--- start ---

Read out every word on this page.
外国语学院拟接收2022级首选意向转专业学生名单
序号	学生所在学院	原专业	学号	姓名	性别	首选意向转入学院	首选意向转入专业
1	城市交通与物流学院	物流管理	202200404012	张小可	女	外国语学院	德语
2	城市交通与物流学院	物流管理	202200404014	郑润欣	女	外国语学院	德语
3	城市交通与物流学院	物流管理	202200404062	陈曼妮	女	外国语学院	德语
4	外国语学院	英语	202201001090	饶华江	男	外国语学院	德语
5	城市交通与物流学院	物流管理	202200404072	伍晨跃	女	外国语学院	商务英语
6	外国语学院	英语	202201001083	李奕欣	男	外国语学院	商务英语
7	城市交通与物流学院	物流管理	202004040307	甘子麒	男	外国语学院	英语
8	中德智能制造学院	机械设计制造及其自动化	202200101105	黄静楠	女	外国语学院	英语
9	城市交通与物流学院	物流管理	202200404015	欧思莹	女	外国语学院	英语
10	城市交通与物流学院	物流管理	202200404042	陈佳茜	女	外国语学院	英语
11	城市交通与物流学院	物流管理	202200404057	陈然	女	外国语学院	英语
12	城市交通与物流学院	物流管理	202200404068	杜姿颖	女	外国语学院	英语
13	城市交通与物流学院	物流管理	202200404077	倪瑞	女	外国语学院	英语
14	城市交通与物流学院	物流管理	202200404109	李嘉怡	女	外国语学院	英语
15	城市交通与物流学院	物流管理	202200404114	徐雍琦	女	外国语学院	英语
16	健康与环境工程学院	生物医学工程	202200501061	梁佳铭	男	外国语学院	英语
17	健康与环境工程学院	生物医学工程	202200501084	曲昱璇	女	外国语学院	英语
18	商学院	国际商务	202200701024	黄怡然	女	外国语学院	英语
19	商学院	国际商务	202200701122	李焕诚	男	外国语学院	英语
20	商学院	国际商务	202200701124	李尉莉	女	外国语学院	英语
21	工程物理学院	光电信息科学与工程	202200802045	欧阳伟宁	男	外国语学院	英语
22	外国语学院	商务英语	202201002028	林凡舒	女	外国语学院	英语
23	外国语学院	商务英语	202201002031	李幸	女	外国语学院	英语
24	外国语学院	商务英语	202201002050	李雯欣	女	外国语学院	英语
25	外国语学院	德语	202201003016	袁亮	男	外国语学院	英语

--- end ---

OBJECTIVE:
Go through the material and copy out every line with "商务英语" in it.

FULL ANSWER:
5	城市交通与物流学院	物流管理	202200404072	伍晨跃	女	外国语学院	商务英语
6	外国语学院	英语	202201001083	李奕欣	男	外国语学院	商务英语
22	外国语学院	商务英语	202201002028	林凡舒	女	外国语学院	英语
23	外国语学院	商务英语	202201002031	李幸	女	外国语学院	英语
24	外国语学院	商务英语	202201002050	李雯欣	女	外国语学院	英语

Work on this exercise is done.